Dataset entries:

----

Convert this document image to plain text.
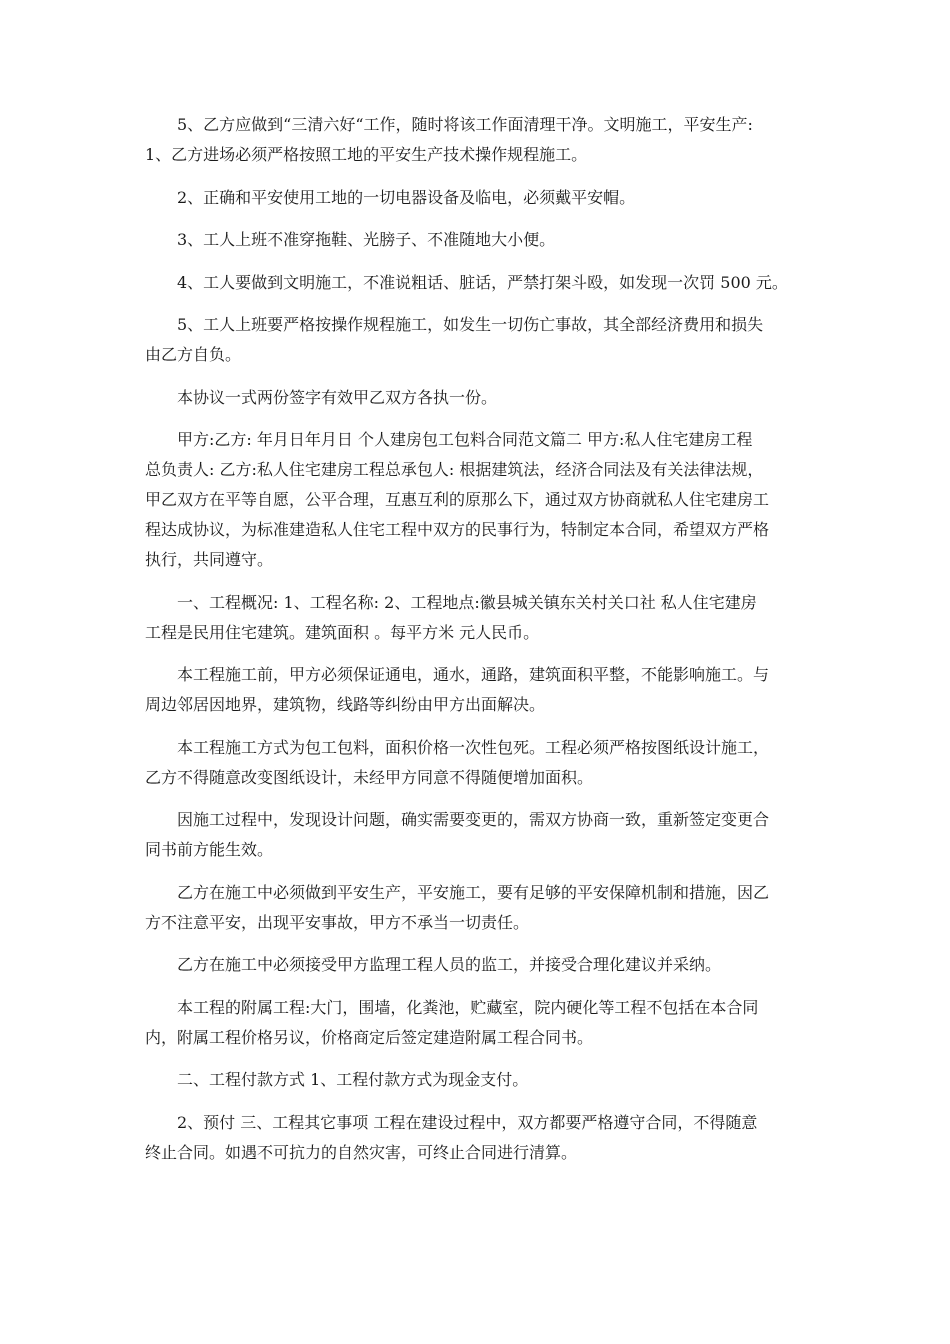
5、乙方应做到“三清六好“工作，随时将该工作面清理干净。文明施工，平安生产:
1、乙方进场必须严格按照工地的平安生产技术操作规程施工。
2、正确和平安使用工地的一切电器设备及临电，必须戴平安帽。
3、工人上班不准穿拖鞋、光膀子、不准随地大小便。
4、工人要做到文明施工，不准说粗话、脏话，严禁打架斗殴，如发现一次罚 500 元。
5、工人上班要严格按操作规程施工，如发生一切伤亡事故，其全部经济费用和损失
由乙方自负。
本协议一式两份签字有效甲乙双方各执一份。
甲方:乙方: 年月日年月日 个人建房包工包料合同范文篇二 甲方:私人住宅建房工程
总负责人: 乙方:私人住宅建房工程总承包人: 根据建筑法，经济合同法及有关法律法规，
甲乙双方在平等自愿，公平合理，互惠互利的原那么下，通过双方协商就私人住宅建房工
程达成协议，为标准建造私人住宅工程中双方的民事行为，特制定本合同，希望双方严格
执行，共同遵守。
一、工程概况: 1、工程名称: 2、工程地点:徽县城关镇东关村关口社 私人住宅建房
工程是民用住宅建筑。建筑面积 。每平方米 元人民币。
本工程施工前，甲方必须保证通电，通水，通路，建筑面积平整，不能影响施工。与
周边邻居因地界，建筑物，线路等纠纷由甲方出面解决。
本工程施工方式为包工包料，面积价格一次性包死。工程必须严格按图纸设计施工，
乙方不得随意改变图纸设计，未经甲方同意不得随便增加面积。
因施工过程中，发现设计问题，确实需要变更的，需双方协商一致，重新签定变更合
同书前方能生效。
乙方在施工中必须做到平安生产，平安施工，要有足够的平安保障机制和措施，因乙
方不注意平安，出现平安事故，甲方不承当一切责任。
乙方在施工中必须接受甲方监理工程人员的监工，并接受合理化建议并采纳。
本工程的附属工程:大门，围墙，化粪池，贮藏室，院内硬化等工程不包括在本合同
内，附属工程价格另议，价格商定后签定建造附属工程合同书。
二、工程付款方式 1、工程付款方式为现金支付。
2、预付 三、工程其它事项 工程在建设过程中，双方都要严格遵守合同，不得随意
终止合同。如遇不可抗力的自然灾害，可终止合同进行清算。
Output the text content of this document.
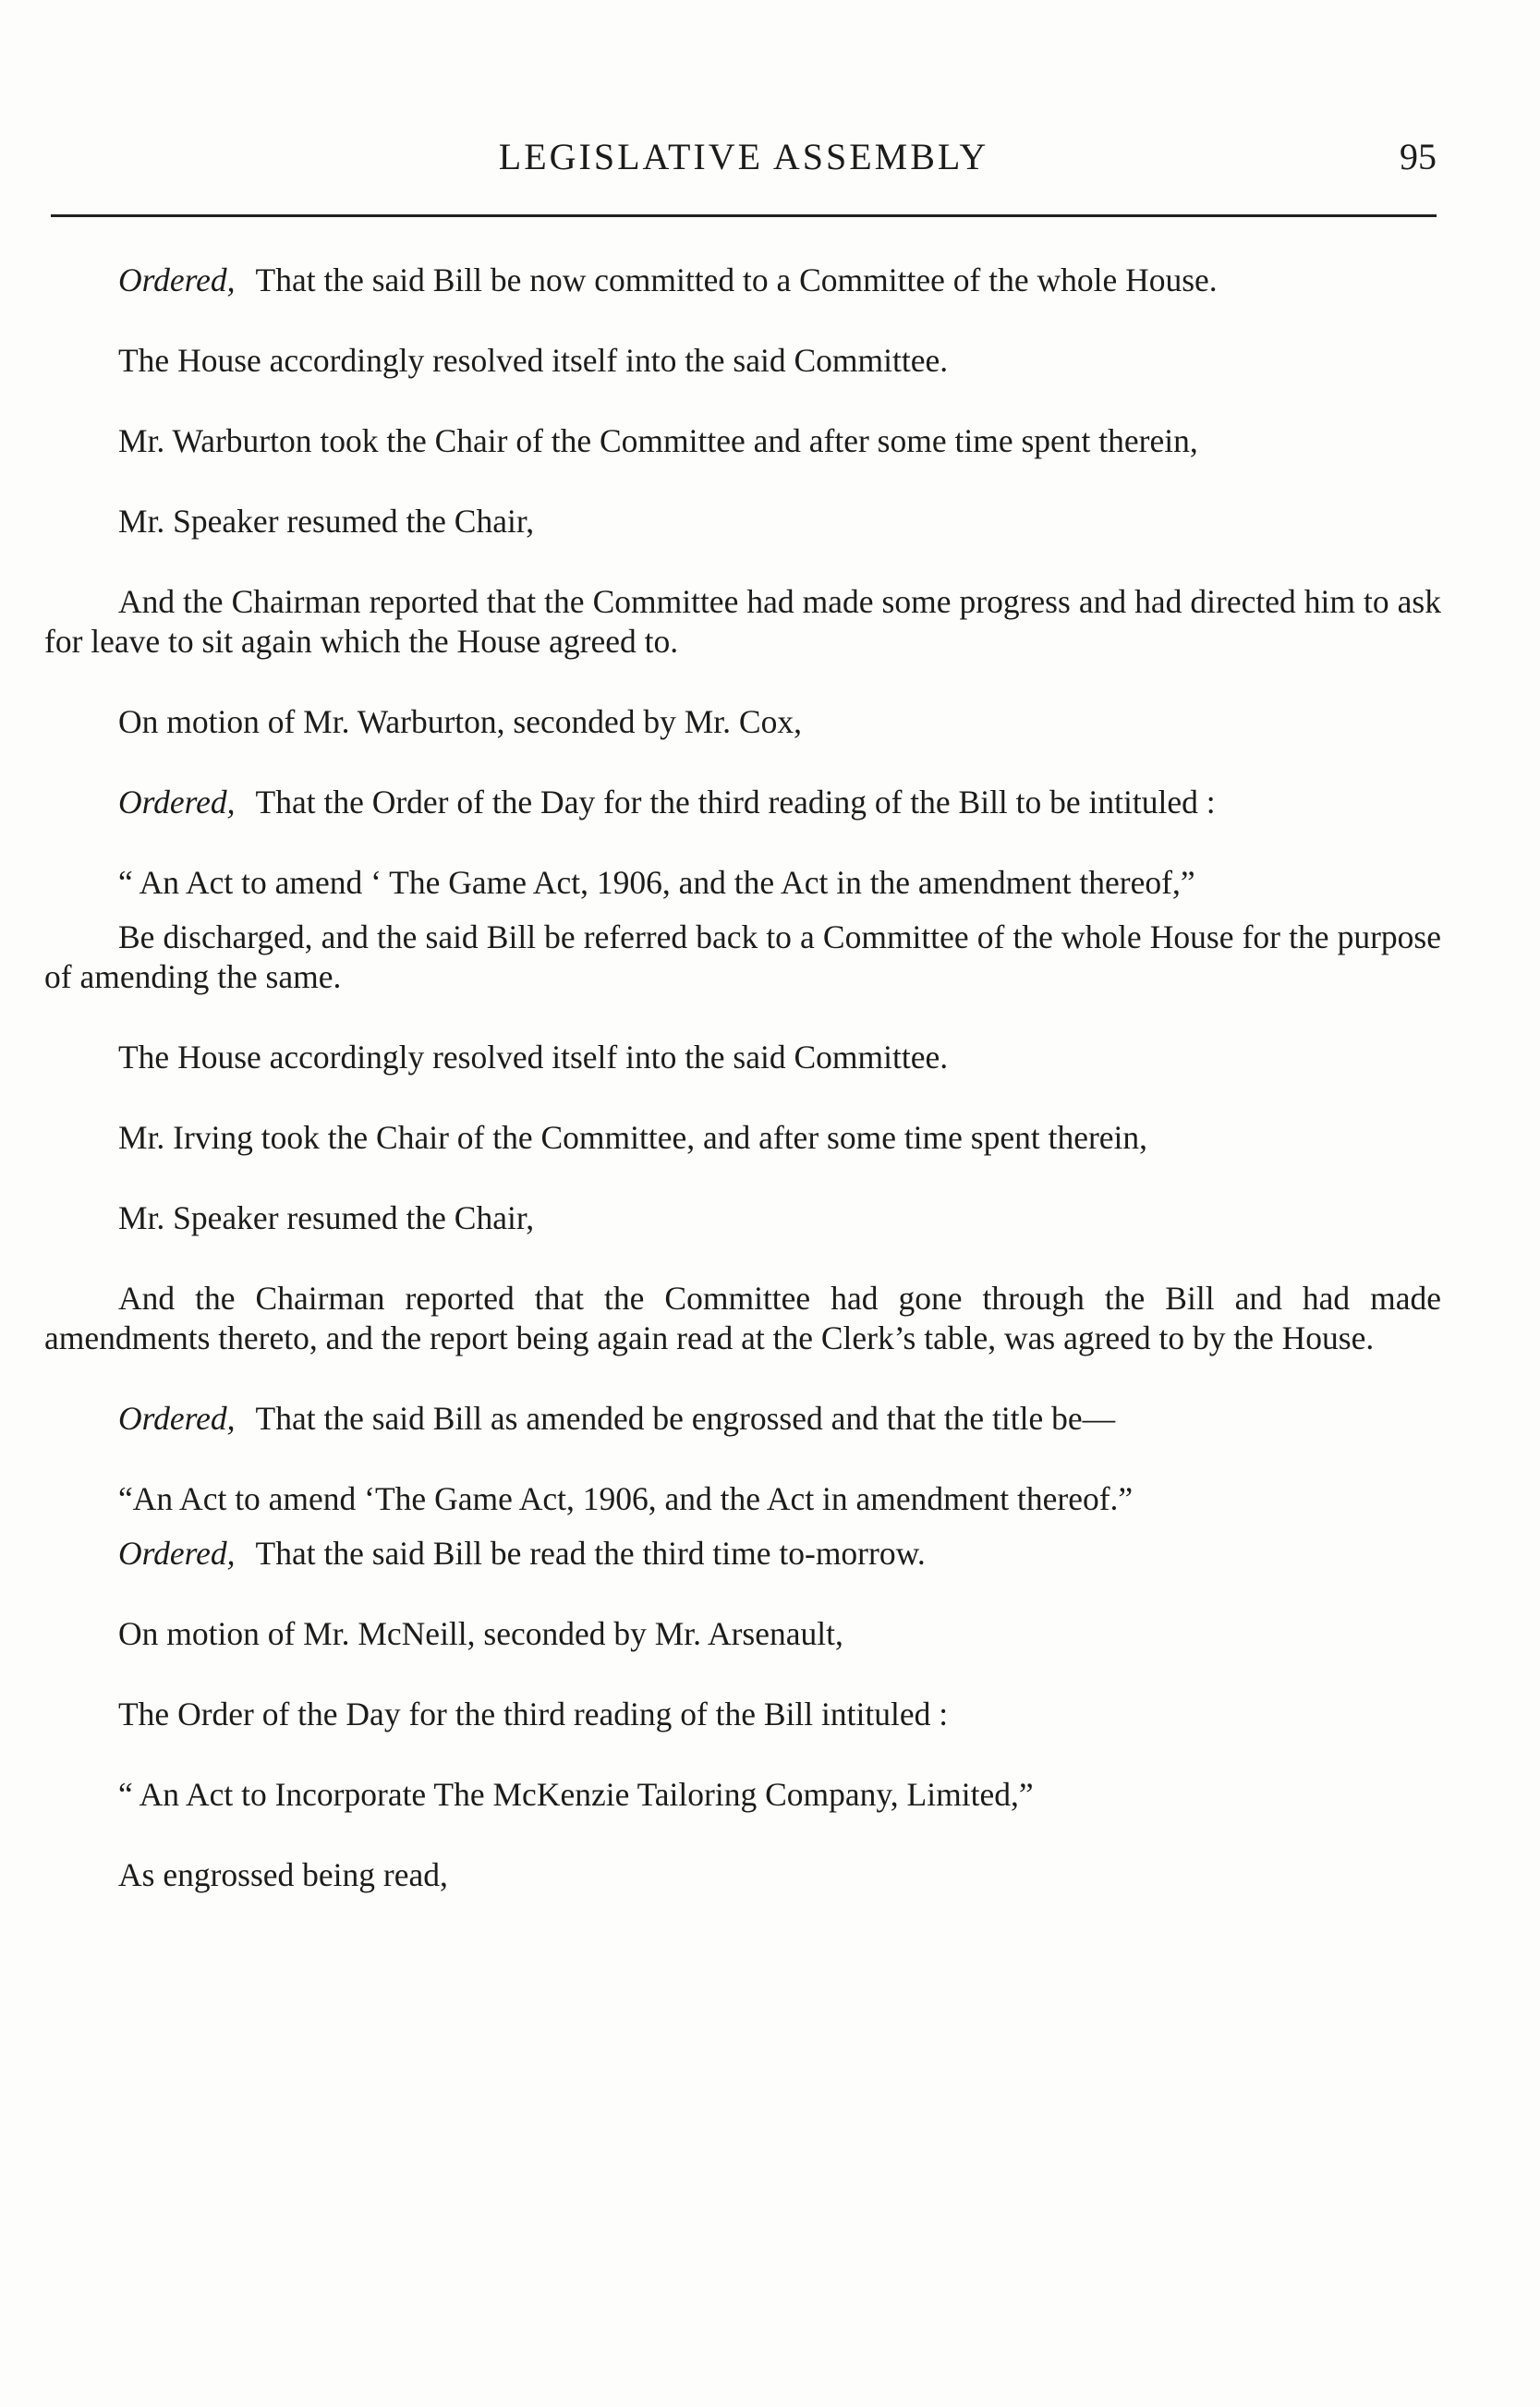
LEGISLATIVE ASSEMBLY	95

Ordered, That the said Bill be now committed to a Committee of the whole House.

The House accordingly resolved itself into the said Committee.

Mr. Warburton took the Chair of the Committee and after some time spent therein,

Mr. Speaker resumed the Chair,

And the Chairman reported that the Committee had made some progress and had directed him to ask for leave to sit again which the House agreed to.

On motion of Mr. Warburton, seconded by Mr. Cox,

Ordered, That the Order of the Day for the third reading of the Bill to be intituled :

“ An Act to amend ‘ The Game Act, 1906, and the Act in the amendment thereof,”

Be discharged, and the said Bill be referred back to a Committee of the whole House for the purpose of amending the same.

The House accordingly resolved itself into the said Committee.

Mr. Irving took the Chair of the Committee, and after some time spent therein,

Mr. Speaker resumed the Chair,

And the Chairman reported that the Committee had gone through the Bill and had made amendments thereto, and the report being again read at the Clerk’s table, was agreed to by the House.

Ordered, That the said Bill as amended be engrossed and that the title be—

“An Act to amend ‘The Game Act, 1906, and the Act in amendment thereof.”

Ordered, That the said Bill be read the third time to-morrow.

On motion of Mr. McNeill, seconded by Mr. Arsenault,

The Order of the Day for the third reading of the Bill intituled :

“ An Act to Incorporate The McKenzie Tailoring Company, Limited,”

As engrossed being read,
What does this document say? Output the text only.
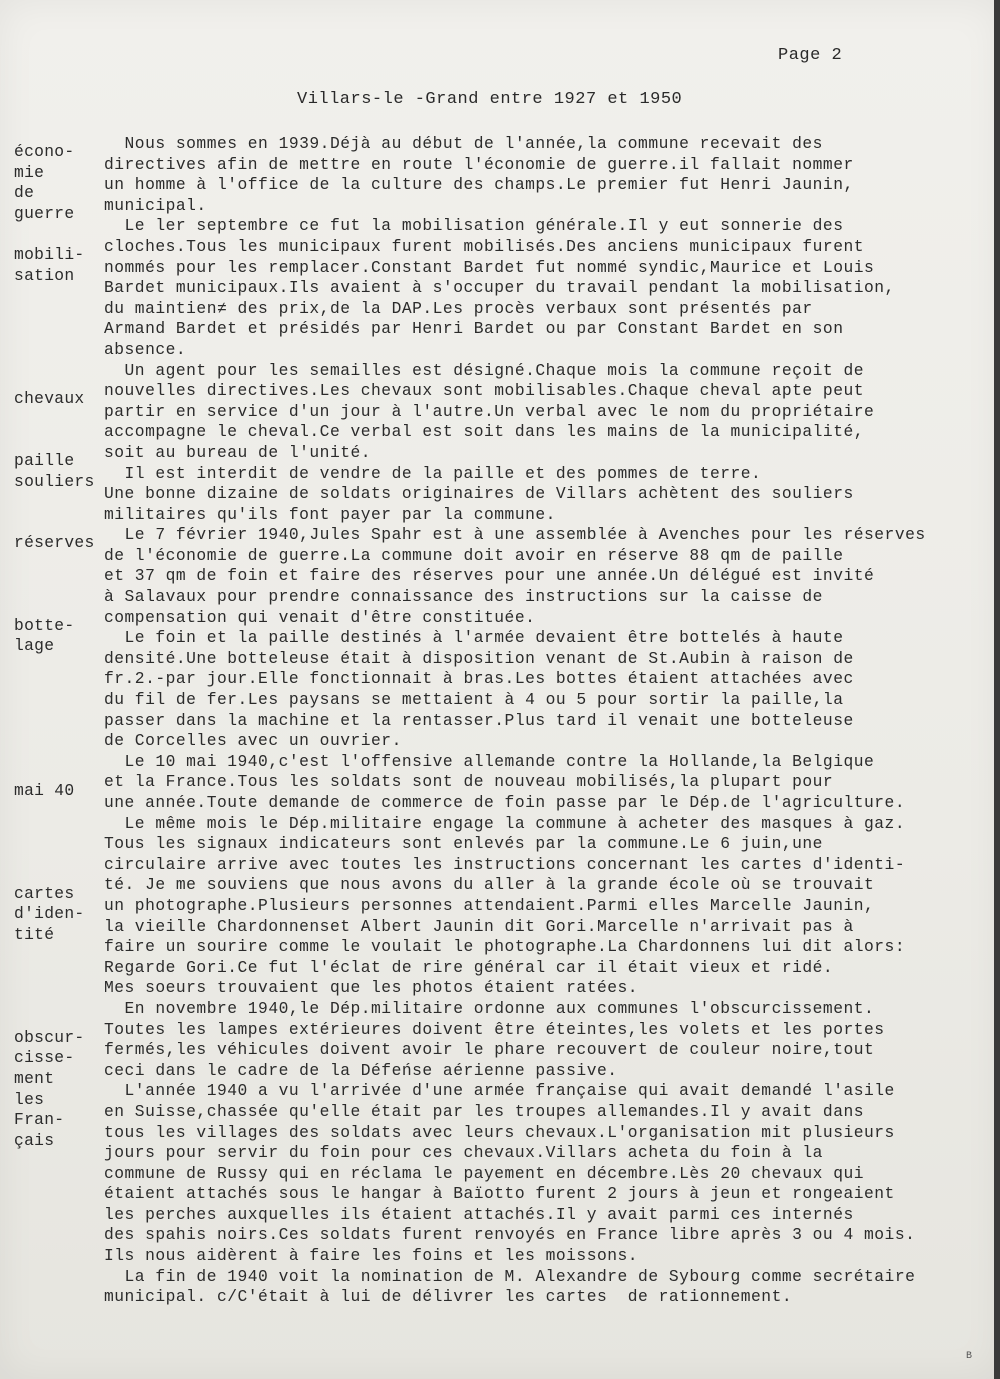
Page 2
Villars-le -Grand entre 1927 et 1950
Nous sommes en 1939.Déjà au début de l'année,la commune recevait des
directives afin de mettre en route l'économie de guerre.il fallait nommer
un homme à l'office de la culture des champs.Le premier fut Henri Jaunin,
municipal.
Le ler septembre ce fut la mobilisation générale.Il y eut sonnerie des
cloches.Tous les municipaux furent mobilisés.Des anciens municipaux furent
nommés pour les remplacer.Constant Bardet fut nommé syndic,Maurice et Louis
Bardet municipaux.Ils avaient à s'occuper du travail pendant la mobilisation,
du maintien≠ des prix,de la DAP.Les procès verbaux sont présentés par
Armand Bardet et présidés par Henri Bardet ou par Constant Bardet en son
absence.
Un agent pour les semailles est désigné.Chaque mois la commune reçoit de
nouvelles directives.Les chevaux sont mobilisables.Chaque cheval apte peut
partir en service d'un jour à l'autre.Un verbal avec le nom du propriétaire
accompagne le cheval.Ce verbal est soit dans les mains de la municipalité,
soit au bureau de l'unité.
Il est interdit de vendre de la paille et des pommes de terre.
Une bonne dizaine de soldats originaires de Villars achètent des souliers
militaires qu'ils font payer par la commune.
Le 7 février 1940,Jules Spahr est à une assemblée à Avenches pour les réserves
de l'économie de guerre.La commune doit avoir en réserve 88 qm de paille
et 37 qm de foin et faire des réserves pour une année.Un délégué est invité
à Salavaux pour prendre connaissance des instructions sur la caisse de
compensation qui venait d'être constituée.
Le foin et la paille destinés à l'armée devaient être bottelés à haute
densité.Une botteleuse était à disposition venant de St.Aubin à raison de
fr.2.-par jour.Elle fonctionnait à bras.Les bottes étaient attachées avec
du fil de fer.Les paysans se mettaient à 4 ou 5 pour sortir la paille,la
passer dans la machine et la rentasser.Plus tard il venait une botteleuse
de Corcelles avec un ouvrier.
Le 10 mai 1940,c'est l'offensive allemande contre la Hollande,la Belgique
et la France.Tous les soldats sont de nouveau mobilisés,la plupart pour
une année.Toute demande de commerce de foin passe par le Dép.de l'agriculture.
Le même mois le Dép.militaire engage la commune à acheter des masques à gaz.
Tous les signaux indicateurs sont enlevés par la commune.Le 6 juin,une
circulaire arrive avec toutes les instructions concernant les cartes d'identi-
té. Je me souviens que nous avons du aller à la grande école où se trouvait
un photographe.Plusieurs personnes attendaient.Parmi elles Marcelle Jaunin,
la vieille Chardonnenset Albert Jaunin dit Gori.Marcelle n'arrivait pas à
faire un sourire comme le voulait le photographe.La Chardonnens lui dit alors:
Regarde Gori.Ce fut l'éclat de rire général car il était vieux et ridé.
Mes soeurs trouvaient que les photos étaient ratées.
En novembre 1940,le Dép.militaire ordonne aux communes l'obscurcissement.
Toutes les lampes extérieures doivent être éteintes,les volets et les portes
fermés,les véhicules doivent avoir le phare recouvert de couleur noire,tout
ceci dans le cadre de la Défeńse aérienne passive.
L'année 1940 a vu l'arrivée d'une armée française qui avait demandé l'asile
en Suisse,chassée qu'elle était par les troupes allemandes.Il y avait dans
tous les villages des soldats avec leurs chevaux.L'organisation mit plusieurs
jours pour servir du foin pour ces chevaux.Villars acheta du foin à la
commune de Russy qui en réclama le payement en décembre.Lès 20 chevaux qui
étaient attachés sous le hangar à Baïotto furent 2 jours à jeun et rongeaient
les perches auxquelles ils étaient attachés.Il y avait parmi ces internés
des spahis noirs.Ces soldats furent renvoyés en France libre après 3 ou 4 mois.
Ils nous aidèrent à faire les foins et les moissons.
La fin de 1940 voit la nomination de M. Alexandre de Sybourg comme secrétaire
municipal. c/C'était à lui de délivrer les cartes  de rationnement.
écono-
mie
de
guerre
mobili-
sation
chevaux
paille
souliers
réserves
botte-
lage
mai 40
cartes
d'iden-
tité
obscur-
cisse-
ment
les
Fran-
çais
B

----

--- WHAT IS NEEDED ---
Check each line of the entries above, and show every one holding the word "reported".

--- OUTPUT OF THE TASK ---
And the Chairman reported that the Committee had made some progress and had directed him to ask for leave to sit again which the House agreed to.
And the Chairman reported that the Committee had gone through the Bill and had made amendments thereto, and the report being again read at the Clerk’s table, was agreed to by the House.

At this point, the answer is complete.